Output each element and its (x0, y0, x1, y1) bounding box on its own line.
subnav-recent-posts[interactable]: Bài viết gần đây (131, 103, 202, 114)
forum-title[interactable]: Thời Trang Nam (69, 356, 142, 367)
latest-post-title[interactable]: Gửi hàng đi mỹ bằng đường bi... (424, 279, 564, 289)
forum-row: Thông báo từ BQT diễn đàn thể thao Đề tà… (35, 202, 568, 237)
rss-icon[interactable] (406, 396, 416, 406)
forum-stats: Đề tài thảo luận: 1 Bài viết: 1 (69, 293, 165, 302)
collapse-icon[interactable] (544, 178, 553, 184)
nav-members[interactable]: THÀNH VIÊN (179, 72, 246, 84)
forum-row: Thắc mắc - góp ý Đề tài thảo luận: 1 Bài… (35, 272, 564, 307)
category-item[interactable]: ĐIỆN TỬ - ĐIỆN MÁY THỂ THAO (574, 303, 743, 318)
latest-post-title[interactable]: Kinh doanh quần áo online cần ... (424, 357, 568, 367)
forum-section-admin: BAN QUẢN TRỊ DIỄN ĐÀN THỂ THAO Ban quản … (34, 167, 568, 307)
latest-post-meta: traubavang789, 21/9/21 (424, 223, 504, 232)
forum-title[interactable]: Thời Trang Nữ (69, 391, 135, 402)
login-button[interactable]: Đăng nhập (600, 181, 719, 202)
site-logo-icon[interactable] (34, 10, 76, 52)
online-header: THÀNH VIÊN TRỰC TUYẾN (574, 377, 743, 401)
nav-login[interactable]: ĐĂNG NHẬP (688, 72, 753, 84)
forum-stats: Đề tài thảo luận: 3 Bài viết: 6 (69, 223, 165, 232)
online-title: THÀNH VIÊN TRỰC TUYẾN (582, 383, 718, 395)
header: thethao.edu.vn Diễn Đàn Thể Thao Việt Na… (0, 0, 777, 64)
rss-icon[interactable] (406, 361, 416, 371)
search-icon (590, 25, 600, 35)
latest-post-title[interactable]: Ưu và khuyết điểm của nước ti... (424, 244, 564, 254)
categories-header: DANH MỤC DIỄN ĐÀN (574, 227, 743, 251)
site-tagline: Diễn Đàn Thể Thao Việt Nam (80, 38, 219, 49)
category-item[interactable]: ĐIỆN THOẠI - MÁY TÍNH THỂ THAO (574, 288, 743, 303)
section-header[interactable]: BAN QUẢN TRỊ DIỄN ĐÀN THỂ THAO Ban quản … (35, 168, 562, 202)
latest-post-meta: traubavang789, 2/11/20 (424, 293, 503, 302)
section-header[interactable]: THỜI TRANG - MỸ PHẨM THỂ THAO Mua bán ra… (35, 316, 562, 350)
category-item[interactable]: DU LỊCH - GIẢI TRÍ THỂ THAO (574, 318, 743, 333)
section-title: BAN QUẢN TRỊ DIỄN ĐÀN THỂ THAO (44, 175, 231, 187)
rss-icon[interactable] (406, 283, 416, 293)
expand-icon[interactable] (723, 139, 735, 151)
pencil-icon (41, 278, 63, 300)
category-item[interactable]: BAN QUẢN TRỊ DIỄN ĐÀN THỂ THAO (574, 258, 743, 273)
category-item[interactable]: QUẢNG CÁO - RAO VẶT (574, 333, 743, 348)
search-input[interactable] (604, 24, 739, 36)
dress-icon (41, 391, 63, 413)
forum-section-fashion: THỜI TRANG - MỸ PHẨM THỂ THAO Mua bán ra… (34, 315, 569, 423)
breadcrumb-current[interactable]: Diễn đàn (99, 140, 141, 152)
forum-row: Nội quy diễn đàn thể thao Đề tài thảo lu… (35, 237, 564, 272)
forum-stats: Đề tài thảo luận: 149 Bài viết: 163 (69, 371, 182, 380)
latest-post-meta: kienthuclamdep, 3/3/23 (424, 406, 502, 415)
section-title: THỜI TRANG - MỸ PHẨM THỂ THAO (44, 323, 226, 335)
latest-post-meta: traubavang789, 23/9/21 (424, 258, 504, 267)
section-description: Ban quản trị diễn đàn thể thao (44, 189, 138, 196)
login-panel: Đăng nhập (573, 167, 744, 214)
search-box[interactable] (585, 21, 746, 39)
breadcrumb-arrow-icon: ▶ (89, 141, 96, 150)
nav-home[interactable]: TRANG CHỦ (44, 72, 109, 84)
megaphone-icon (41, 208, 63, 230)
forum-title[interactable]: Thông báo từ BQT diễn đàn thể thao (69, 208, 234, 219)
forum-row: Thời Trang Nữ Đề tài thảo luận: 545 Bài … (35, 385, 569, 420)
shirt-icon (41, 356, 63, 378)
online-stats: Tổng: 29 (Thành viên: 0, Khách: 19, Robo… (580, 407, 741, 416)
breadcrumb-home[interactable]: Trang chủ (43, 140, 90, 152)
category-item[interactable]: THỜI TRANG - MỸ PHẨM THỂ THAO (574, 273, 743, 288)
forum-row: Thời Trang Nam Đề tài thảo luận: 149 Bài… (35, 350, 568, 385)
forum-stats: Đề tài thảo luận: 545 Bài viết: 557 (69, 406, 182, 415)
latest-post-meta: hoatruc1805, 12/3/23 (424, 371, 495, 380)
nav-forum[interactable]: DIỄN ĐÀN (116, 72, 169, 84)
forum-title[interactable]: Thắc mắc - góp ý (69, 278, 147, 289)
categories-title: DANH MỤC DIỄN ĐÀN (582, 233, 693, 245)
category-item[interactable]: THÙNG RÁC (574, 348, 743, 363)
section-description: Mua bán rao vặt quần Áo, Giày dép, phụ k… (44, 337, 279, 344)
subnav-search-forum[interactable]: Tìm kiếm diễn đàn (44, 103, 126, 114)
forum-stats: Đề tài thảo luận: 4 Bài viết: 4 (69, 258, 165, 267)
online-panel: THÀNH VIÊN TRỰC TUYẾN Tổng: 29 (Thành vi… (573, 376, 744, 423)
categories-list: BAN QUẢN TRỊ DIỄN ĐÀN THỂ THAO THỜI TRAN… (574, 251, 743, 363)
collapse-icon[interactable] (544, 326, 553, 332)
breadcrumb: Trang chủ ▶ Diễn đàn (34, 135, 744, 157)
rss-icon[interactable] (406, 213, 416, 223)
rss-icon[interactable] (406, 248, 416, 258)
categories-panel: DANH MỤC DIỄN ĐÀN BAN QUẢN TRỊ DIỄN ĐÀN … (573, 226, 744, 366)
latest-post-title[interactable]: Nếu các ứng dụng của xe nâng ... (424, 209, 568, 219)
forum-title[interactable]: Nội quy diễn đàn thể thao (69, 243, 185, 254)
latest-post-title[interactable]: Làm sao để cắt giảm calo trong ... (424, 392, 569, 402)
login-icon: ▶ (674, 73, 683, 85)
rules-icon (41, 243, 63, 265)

▶ Task description
Rewrite every line of the data above as a numbered list, omitting any blank lines.

▶ Exercise result
1. Output each element and its (x0, y0, x1, y1) bounding box on its own line.
2. subnav-recent-posts[interactable]: Bài viết gần đây (131, 103, 202, 114)
3. forum-title[interactable]: Thời Trang Nam (69, 356, 142, 367)
4. latest-post-title[interactable]: Gửi hàng đi mỹ bằng đường bi... (424, 279, 564, 289)
5. forum-row: Thông báo từ BQT diễn đàn thể thao Đề tà… (35, 202, 568, 237)
6. rss-icon[interactable] (406, 396, 416, 406)
7. forum-stats: Đề tài thảo luận: 1 Bài viết: 1 (69, 293, 165, 302)
8. collapse-icon[interactable] (544, 178, 553, 184)
9. nav-members[interactable]: THÀNH VIÊN (179, 72, 246, 84)
10. forum-row: Thắc mắc - góp ý Đề tài thảo luận: 1 Bài… (35, 272, 564, 307)
11. category-item[interactable]: ĐIỆN TỬ - ĐIỆN MÁY THỂ THAO (574, 303, 743, 318)
12. latest-post-title[interactable]: Kinh doanh quần áo online cần ... (424, 357, 568, 367)
13. forum-section-admin: BAN QUẢN TRỊ DIỄN ĐÀN THỂ THAO Ban quản … (34, 167, 568, 307)
14. latest-post-meta: traubavang789, 21/9/21 (424, 223, 504, 232)
15. forum-title[interactable]: Thời Trang Nữ (69, 391, 135, 402)
16. login-button[interactable]: Đăng nhập (600, 181, 719, 202)
17. site-logo-icon[interactable] (34, 10, 76, 52)
18. online-header: THÀNH VIÊN TRỰC TUYẾN (574, 377, 743, 401)
19. nav-login[interactable]: ĐĂNG NHẬP (688, 72, 753, 84)
20. forum-stats: Đề tài thảo luận: 3 Bài viết: 6 (69, 223, 165, 232)
21. online-title: THÀNH VIÊN TRỰC TUYẾN (582, 383, 718, 395)
22. header: thethao.edu.vn Diễn Đàn Thể Thao Việt Na… (0, 0, 777, 64)
23. rss-icon[interactable] (406, 361, 416, 371)
24. search-icon (590, 25, 600, 35)
25. latest-post-title[interactable]: Ưu và khuyết điểm của nước ti... (424, 244, 564, 254)
26. categories-header: DANH MỤC DIỄN ĐÀN (574, 227, 743, 251)
27. site-tagline: Diễn Đàn Thể Thao Việt Nam (80, 38, 219, 49)
28. category-item[interactable]: ĐIỆN THOẠI - MÁY TÍNH THỂ THAO (574, 288, 743, 303)
29. section-header[interactable]: BAN QUẢN TRỊ DIỄN ĐÀN THỂ THAO Ban quản … (35, 168, 562, 202)
30. latest-post-meta: traubavang789, 2/11/20 (424, 293, 503, 302)
31. section-header[interactable]: THỜI TRANG - MỸ PHẨM THỂ THAO Mua bán ra… (35, 316, 562, 350)
32. category-item[interactable]: DU LỊCH - GIẢI TRÍ THỂ THAO (574, 318, 743, 333)
33. section-title: BAN QUẢN TRỊ DIỄN ĐÀN THỂ THAO (44, 175, 231, 187)
34. rss-icon[interactable] (406, 283, 416, 293)
35. expand-icon[interactable] (723, 139, 735, 151)
36. pencil-icon (41, 278, 63, 300)
37. category-item[interactable]: BAN QUẢN TRỊ DIỄN ĐÀN THỂ THAO (574, 258, 743, 273)
38. category-item[interactable]: QUẢNG CÁO - RAO VẶT (574, 333, 743, 348)
39. search-input[interactable] (604, 24, 739, 36)
40. dress-icon (41, 391, 63, 413)
41. forum-section-fashion: THỜI TRANG - MỸ PHẨM THỂ THAO Mua bán ra… (34, 315, 569, 423)
42. breadcrumb-current[interactable]: Diễn đàn (99, 140, 141, 152)
43. forum-row: Nội quy diễn đàn thể thao Đề tài thảo lu… (35, 237, 564, 272)
44. forum-stats: Đề tài thảo luận: 149 Bài viết: 163 (69, 371, 182, 380)
45. latest-post-meta: kienthuclamdep, 3/3/23 (424, 406, 502, 415)
46. section-title: THỜI TRANG - MỸ PHẨM THỂ THAO (44, 323, 226, 335)
47. latest-post-meta: traubavang789, 23/9/21 (424, 258, 504, 267)
48. section-description: Ban quản trị diễn đàn thể thao (44, 189, 138, 196)
49. login-panel: Đăng nhập (573, 167, 744, 214)
50. search-box[interactable] (585, 21, 746, 39)
51. breadcrumb-arrow-icon: ▶ (89, 141, 96, 150)
52. nav-home[interactable]: TRANG CHỦ (44, 72, 109, 84)
53. megaphone-icon (41, 208, 63, 230)
54. forum-title[interactable]: Thông báo từ BQT diễn đàn thể thao (69, 208, 234, 219)
55. forum-row: Thời Trang Nữ Đề tài thảo luận: 545 Bài … (35, 385, 569, 420)
56. shirt-icon (41, 356, 63, 378)
57. online-stats: Tổng: 29 (Thành viên: 0, Khách: 19, Robo… (580, 407, 741, 416)
58. breadcrumb-home[interactable]: Trang chủ (43, 140, 90, 152)
59. category-item[interactable]: THỜI TRANG - MỸ PHẨM THỂ THAO (574, 273, 743, 288)
60. forum-row: Thời Trang Nam Đề tài thảo luận: 149 Bài… (35, 350, 568, 385)
61. forum-stats: Đề tài thảo luận: 545 Bài viết: 557 (69, 406, 182, 415)
62. latest-post-meta: hoatruc1805, 12/3/23 (424, 371, 495, 380)
63. nav-forum[interactable]: DIỄN ĐÀN (116, 72, 169, 84)
64. forum-title[interactable]: Thắc mắc - góp ý (69, 278, 147, 289)
65. categories-title: DANH MỤC DIỄN ĐÀN (582, 233, 693, 245)
66. category-item[interactable]: THÙNG RÁC (574, 348, 743, 363)
67. section-description: Mua bán rao vặt quần Áo, Giày dép, phụ k… (44, 337, 279, 344)
68. subnav-search-forum[interactable]: Tìm kiếm diễn đàn (44, 103, 126, 114)
69. forum-stats: Đề tài thảo luận: 4 Bài viết: 4 (69, 258, 165, 267)
70. online-panel: THÀNH VIÊN TRỰC TUYẾN Tổng: 29 (Thành vi… (573, 376, 744, 423)
71. categories-list: BAN QUẢN TRỊ DIỄN ĐÀN THỂ THAO THỜI TRAN… (574, 251, 743, 363)
72. collapse-icon[interactable] (544, 326, 553, 332)
73. breadcrumb: Trang chủ ▶ Diễn đàn (34, 135, 744, 157)
74. rss-icon[interactable] (406, 213, 416, 223)
75. rss-icon[interactable] (406, 248, 416, 258)
76. categories-panel: DANH MỤC DIỄN ĐÀN BAN QUẢN TRỊ DIỄN ĐÀN … (573, 226, 744, 366)
77. latest-post-title[interactable]: Nếu các ứng dụng của xe nâng ... (424, 209, 568, 219)
78. forum-title[interactable]: Nội quy diễn đàn thể thao (69, 243, 185, 254)
79. latest-post-title[interactable]: Làm sao để cắt giảm calo trong ... (424, 392, 569, 402)
80. login-icon: ▶ (674, 73, 683, 85)
81. rules-icon (41, 243, 63, 265)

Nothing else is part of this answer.